## Document
+-------+

[X3D-Public] potential free audio formats for X3D - ogg and flac

Dave A dave at realmofconcepts.com
Fri May 10 16:46:26 PDT 2013


Thanks Mike.

Having played with the Oculus Rift for a bit now, I find myself very 
taken with the audio. That is, lack of it.
The demos have neglected sound almost completely. I found a few Unreal 
samples (more fleshed out for games and other demos) which are very 
compelling. I found that it really 'turns on the light in the Uncanny 
Valley' - things you don't notice or are willing to forgive just looking 
at a screen, or even 3D TV, become glaringly out of place in the 'real' 
virtual world, when you are fully immersed. You put on The Rift thinking 
you'll be taken by the scenery, and you are (don't get me wrong) but to 
the point where you want to close your eyes and take in the ambiance of 
Tuscany or Fiji. And then there's no good sound. Umph!

I'm working on beefing up the demos with more sound, and it's a whole 
new world. X3D/VRML is like the only interchange/runtime that includes 
sound (or did Collada add that?)  No sounds in FBX.

+-------+

## Provided data
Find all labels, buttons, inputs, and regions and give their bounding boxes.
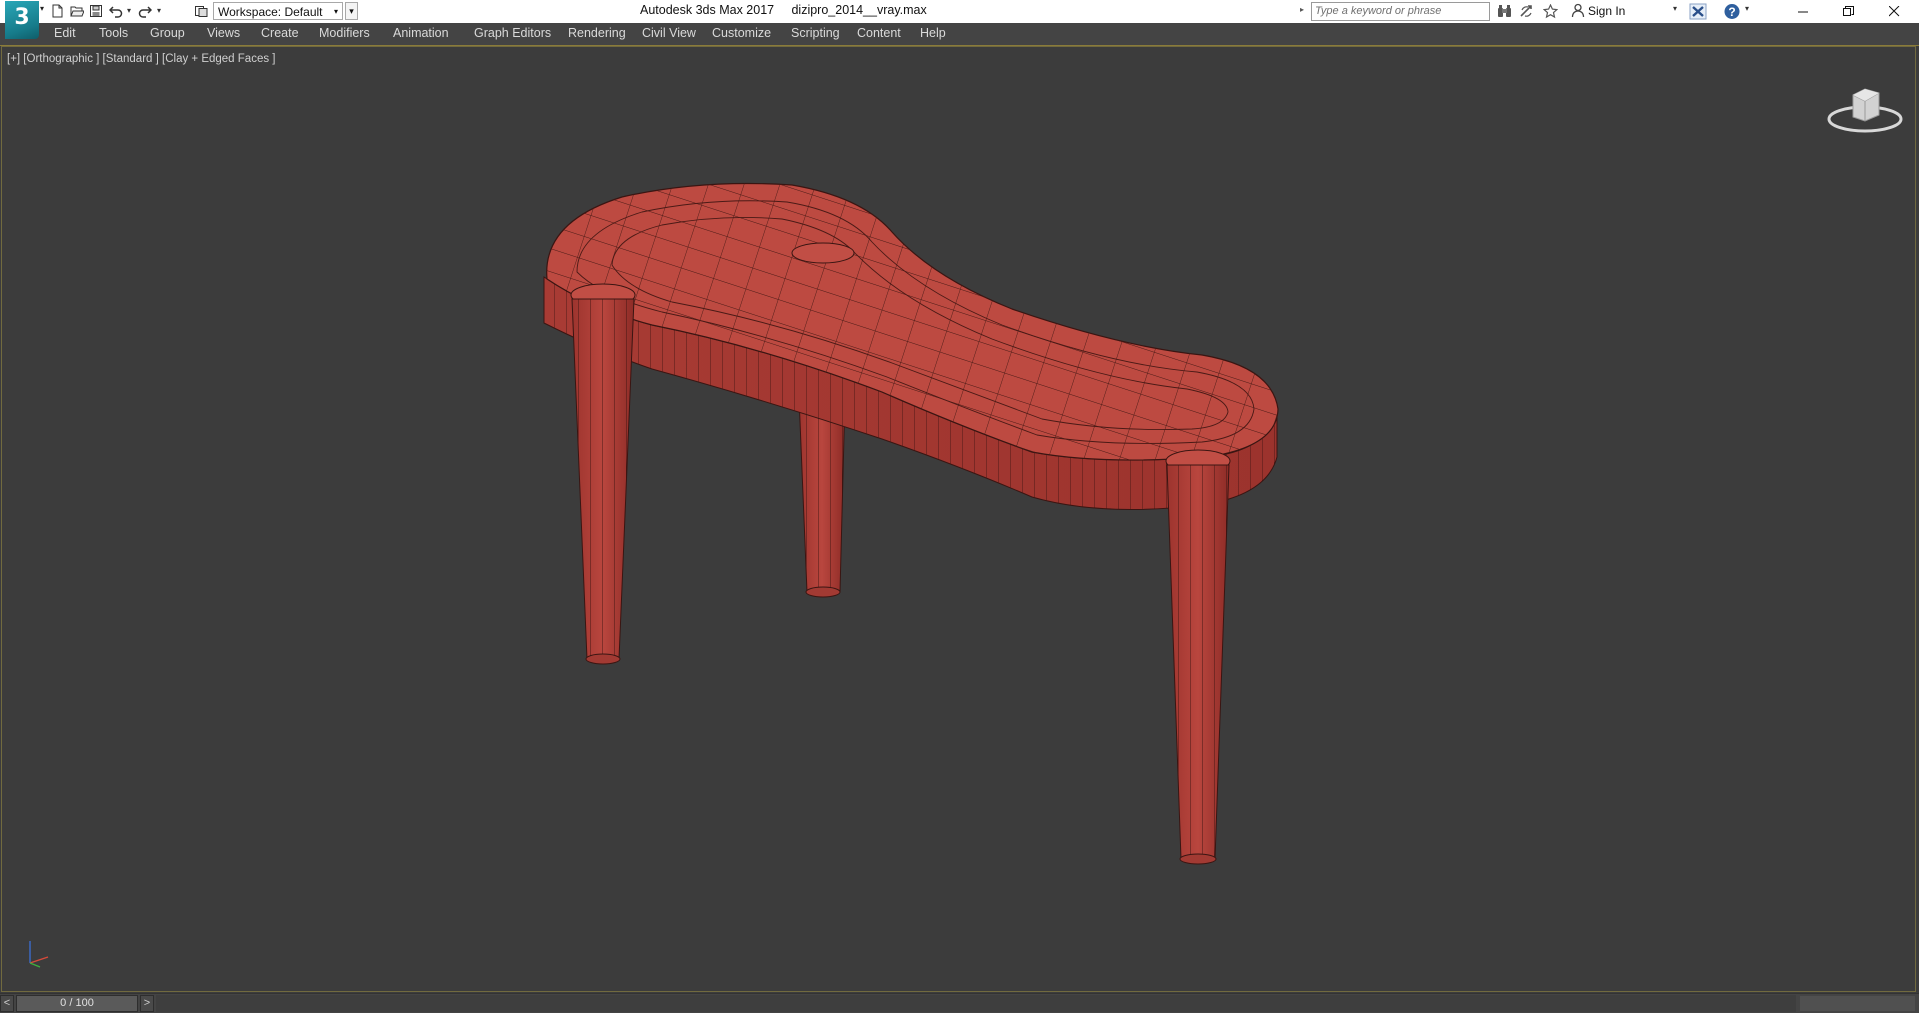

+-------+

## Task objective
Continue the mailing list post about audio for X3D and the Oculus Rift, starting after its last sentence. Nothing in the listing matters here.

## Task result
So getting sound right is going to be extra important with the advent of 
fast+good+cheap VR HMD's like The Rift.

Dave A.


On 5/10/2013 4:18 PM, Michael Aratow wrote:
> I also agree wholeheartedly with revising the spec for true audio 
> spatialization.
>
> We should align with the most current and adopted open standard for 
> sound (OpenAL?, and if so, as Michaelis has suggested, convert from 
> ovals to spheres).
>
> Dave's suggestions are also great; hardware has been able to perform 
> true 3D spatialization of sound for a long time: anyone who remembers 
> Aureal, a descendent of Crystal River Engineering, knows that their 
> cards were easily capable of performing true sound spatialization, but 
> Creative bought Aureal as it was failing and I believe locked up the 
> technology, much like Computer Associates did with the Cosmo Player 
> technology.
>
> Sound always has taken a second seat to graphics, but is just as 
> compelling.
>
> Let's get the spec to be able to take on phase and even HRTFs (Head 
> Related Transfer Functions) which are used in true audio spatialization.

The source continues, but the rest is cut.